WHAT THE EXERCISE ASKS> Your copy of the material must match it exactly, except that pictures are dropped.
====== GIVEN DATA
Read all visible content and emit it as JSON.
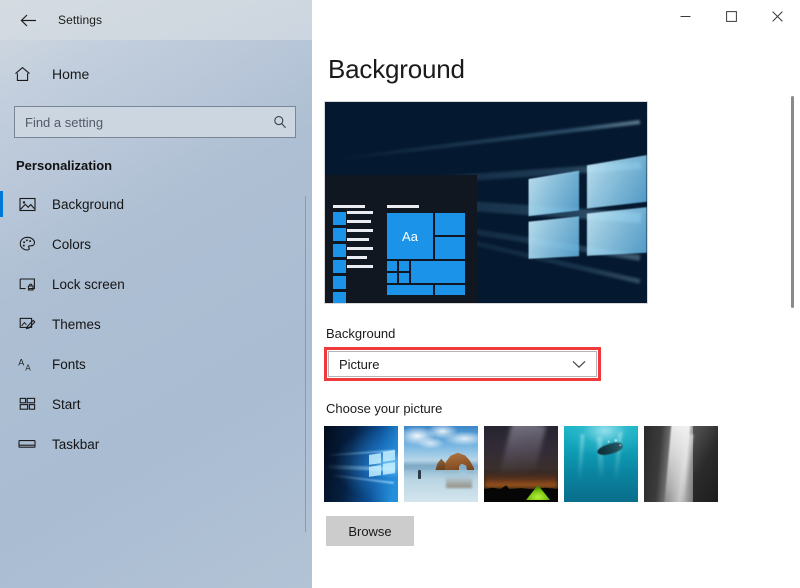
{
  "window": {
    "app_title": "Settings",
    "back_icon": "back-arrow-icon",
    "controls": {
      "minimize": "minimize-icon",
      "maximize": "maximize-icon",
      "close": "close-icon"
    }
  },
  "sidebar": {
    "home_label": "Home",
    "home_icon": "home-icon",
    "search": {
      "placeholder": "Find a setting",
      "value": "",
      "icon": "search-icon"
    },
    "section_title": "Personalization",
    "items": [
      {
        "label": "Background",
        "icon": "picture-icon",
        "selected": true
      },
      {
        "label": "Colors",
        "icon": "palette-icon",
        "selected": false
      },
      {
        "label": "Lock screen",
        "icon": "lock-screen-icon",
        "selected": false
      },
      {
        "label": "Themes",
        "icon": "themes-icon",
        "selected": false
      },
      {
        "label": "Fonts",
        "icon": "fonts-icon",
        "selected": false
      },
      {
        "label": "Start",
        "icon": "start-icon",
        "selected": false
      },
      {
        "label": "Taskbar",
        "icon": "taskbar-icon",
        "selected": false
      }
    ]
  },
  "main": {
    "page_title": "Background",
    "preview": {
      "name": "desktop-preview",
      "tile_text": "Aa"
    },
    "background_field": {
      "label": "Background",
      "selected_value": "Picture",
      "chevron_icon": "chevron-down-icon",
      "highlight_color": "#f0393c"
    },
    "choose_picture": {
      "label": "Choose your picture",
      "thumbnails": [
        {
          "name": "thumbnail-windows-hero"
        },
        {
          "name": "thumbnail-beach-rock"
        },
        {
          "name": "thumbnail-night-sky-tent"
        },
        {
          "name": "thumbnail-underwater-diver"
        },
        {
          "name": "thumbnail-waterfall-bw"
        }
      ]
    },
    "browse_button": "Browse"
  },
  "colors": {
    "accent": "#0078d7",
    "highlight": "#f0393c",
    "sidebar_top": "#d3dae1",
    "sidebar_bottom": "#aebfd3"
  }
}
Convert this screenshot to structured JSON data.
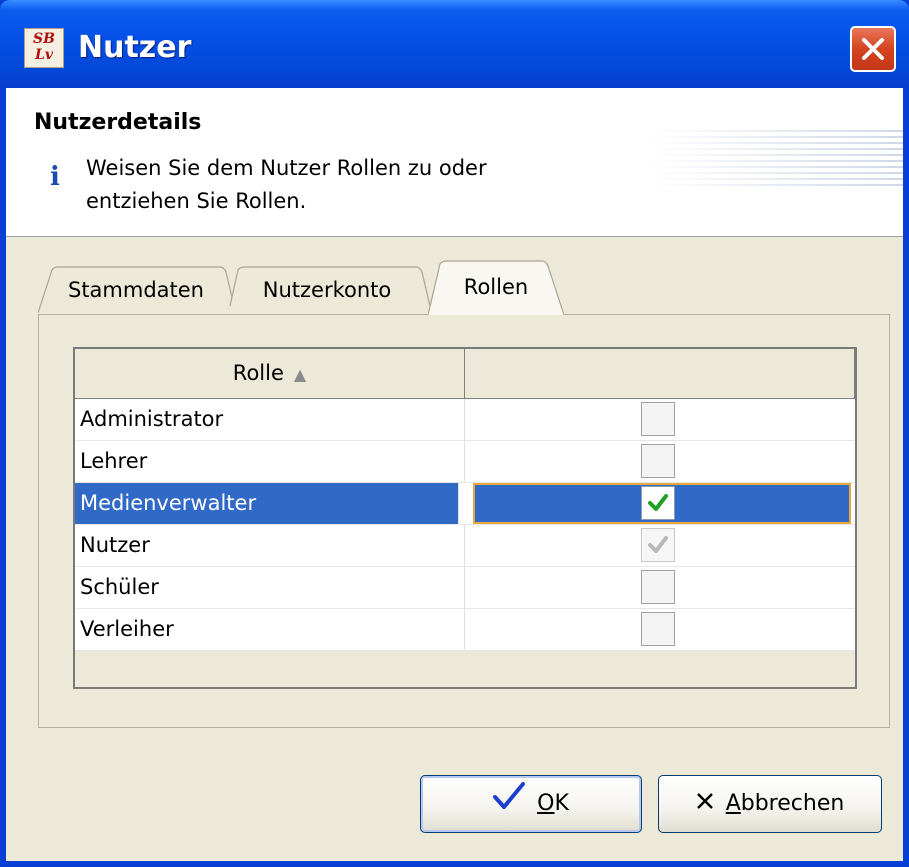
{
  "window": {
    "title": "Nutzer",
    "icon_text_top": "SB",
    "icon_text_bottom": "Lv"
  },
  "header": {
    "title": "Nutzerdetails",
    "message_line1": "Weisen Sie dem Nutzer Rollen zu oder",
    "message_line2": "entziehen Sie Rollen."
  },
  "tabs": [
    {
      "label": "Stammdaten",
      "active": false
    },
    {
      "label": "Nutzerkonto",
      "active": false
    },
    {
      "label": "Rollen",
      "active": true
    }
  ],
  "table": {
    "columns": [
      {
        "label": "Rolle",
        "sort": "ascending"
      },
      {
        "label": ""
      }
    ],
    "rows": [
      {
        "role": "Administrator",
        "checked": false,
        "enabled": true,
        "selected": false
      },
      {
        "role": "Lehrer",
        "checked": false,
        "enabled": true,
        "selected": false
      },
      {
        "role": "Medienverwalter",
        "checked": true,
        "enabled": true,
        "selected": true
      },
      {
        "role": "Nutzer",
        "checked": true,
        "enabled": false,
        "selected": false
      },
      {
        "role": "Schüler",
        "checked": false,
        "enabled": true,
        "selected": false
      },
      {
        "role": "Verleiher",
        "checked": false,
        "enabled": true,
        "selected": false
      }
    ]
  },
  "buttons": {
    "ok_mnemonic": "O",
    "ok_rest": "K",
    "cancel_mnemonic": "A",
    "cancel_rest": "bbrechen"
  },
  "colors": {
    "titlebar": "#0550e6",
    "selection": "#3169c6",
    "check_green": "#21a121",
    "dialog_bg": "#ece9d8"
  }
}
============
SOLVED EXERCISE>
Read all visible content and emit it as JSON.
{
  "window": {
    "app_title": "Settings",
    "back_icon": "back-arrow-icon",
    "controls": {
      "minimize": "minimize-icon",
      "maximize": "maximize-icon",
      "close": "close-icon"
    }
  },
  "sidebar": {
    "home_label": "Home",
    "home_icon": "home-icon",
    "search": {
      "placeholder": "Find a setting",
      "value": "",
      "icon": "search-icon"
    },
    "section_title": "Personalization",
    "items": [
      {
        "label": "Background",
        "icon": "picture-icon",
        "selected": true
      },
      {
        "label": "Colors",
        "icon": "palette-icon",
        "selected": false
      },
      {
        "label": "Lock screen",
        "icon": "lock-screen-icon",
        "selected": false
      },
      {
        "label": "Themes",
        "icon": "themes-icon",
        "selected": false
      },
      {
        "label": "Fonts",
        "icon": "fonts-icon",
        "selected": false
      },
      {
        "label": "Start",
        "icon": "start-icon",
        "selected": false
      },
      {
        "label": "Taskbar",
        "icon": "taskbar-icon",
        "selected": false
      }
    ]
  },
  "main": {
    "page_title": "Background",
    "preview": {
      "name": "desktop-preview",
      "tile_text": "Aa"
    },
    "background_field": {
      "label": "Background",
      "selected_value": "Picture",
      "chevron_icon": "chevron-down-icon",
      "highlight_color": "#f0393c"
    },
    "choose_picture": {
      "label": "Choose your picture",
      "thumbnails": [
        {
          "name": "thumbnail-windows-hero"
        },
        {
          "name": "thumbnail-beach-rock"
        },
        {
          "name": "thumbnail-night-sky-tent"
        },
        {
          "name": "thumbnail-underwater-diver"
        },
        {
          "name": "thumbnail-waterfall-bw"
        }
      ]
    },
    "browse_button": "Browse"
  },
  "colors": {
    "accent": "#0078d7",
    "highlight": "#f0393c",
    "sidebar_top": "#d3dae1",
    "sidebar_bottom": "#aebfd3"
  }
}
Convert this screenshot to structured JSON data.
{
  "window": {
    "title": "Nutzer",
    "icon_text_top": "SB",
    "icon_text_bottom": "Lv"
  },
  "header": {
    "title": "Nutzerdetails",
    "message_line1": "Weisen Sie dem Nutzer Rollen zu oder",
    "message_line2": "entziehen Sie Rollen."
  },
  "tabs": [
    {
      "label": "Stammdaten",
      "active": false
    },
    {
      "label": "Nutzerkonto",
      "active": false
    },
    {
      "label": "Rollen",
      "active": true
    }
  ],
  "table": {
    "columns": [
      {
        "label": "Rolle",
        "sort": "ascending"
      },
      {
        "label": ""
      }
    ],
    "rows": [
      {
        "role": "Administrator",
        "checked": false,
        "enabled": true,
        "selected": false
      },
      {
        "role": "Lehrer",
        "checked": false,
        "enabled": true,
        "selected": false
      },
      {
        "role": "Medienverwalter",
        "checked": true,
        "enabled": true,
        "selected": true
      },
      {
        "role": "Nutzer",
        "checked": true,
        "enabled": false,
        "selected": false
      },
      {
        "role": "Schüler",
        "checked": false,
        "enabled": true,
        "selected": false
      },
      {
        "role": "Verleiher",
        "checked": false,
        "enabled": true,
        "selected": false
      }
    ]
  },
  "buttons": {
    "ok_mnemonic": "O",
    "ok_rest": "K",
    "cancel_mnemonic": "A",
    "cancel_rest": "bbrechen"
  },
  "colors": {
    "titlebar": "#0550e6",
    "selection": "#3169c6",
    "check_green": "#21a121",
    "dialog_bg": "#ece9d8"
  }
}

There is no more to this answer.